SET EXERCISE:
Copy out all the records, word for word.

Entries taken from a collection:

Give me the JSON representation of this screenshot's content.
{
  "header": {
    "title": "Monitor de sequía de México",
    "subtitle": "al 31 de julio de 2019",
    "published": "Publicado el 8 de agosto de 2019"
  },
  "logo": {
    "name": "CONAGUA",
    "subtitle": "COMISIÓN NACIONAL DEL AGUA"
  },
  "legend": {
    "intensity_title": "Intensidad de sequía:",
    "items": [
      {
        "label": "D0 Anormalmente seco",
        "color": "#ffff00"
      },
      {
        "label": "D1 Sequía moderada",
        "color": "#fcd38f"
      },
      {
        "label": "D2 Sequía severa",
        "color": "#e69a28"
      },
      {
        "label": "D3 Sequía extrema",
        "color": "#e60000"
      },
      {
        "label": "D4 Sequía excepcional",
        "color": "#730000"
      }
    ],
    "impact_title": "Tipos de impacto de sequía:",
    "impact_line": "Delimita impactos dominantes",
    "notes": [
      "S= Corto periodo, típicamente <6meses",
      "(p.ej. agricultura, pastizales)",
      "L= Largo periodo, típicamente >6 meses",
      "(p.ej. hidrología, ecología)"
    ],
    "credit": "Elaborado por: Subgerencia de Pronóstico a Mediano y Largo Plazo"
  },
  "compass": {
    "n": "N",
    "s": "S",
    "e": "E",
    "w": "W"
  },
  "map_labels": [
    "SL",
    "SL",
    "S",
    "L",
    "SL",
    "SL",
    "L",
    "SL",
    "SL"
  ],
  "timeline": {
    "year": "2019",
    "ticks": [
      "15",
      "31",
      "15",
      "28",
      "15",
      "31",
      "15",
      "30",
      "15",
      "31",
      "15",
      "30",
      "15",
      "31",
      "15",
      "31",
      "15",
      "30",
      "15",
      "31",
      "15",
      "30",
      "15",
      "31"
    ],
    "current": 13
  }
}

FULL RESPONSE:
Give me the JSON representation of this screenshot's content.
{
  "header": {
    "title": "Monitor de sequía de México",
    "subtitle": "al 31 de julio de 2019",
    "published": "Publicado el 8 de agosto de 2019"
  },
  "logo": {
    "name": "CONAGUA",
    "subtitle": "COMISIÓN NACIONAL DEL AGUA"
  },
  "legend": {
    "intensity_title": "Intensidad de sequía:",
    "items": [
      {
        "label": "D0 Anormalmente seco",
        "color": "#ffff00"
      },
      {
        "label": "D1 Sequía moderada",
        "color": "#fcd38f"
      },
      {
        "label": "D2 Sequía severa",
        "color": "#e69a28"
      },
      {
        "label": "D3 Sequía extrema",
        "color": "#e60000"
      },
      {
        "label": "D4 Sequía excepcional",
        "color": "#730000"
      }
    ],
    "impact_title": "Tipos de impacto de sequía:",
    "impact_line": "Delimita impactos dominantes",
    "notes": [
      "S= Corto periodo, típicamente <6meses",
      "(p.ej. agricultura, pastizales)",
      "L= Largo periodo, típicamente >6 meses",
      "(p.ej. hidrología, ecología)"
    ],
    "credit": "Elaborado por: Subgerencia de Pronóstico a Mediano y Largo Plazo"
  },
  "compass": {
    "n": "N",
    "s": "S",
    "e": "E",
    "w": "W"
  },
  "map_labels": [
    "SL",
    "SL",
    "S",
    "L",
    "SL",
    "SL",
    "L",
    "SL",
    "SL"
  ],
  "timeline": {
    "year": "2019",
    "ticks": [
      "15",
      "31",
      "15",
      "28",
      "15",
      "31",
      "15",
      "30",
      "15",
      "31",
      "15",
      "30",
      "15",
      "31",
      "15",
      "31",
      "15",
      "30",
      "15",
      "31",
      "15",
      "30",
      "15",
      "31"
    ],
    "current": 13
  }
}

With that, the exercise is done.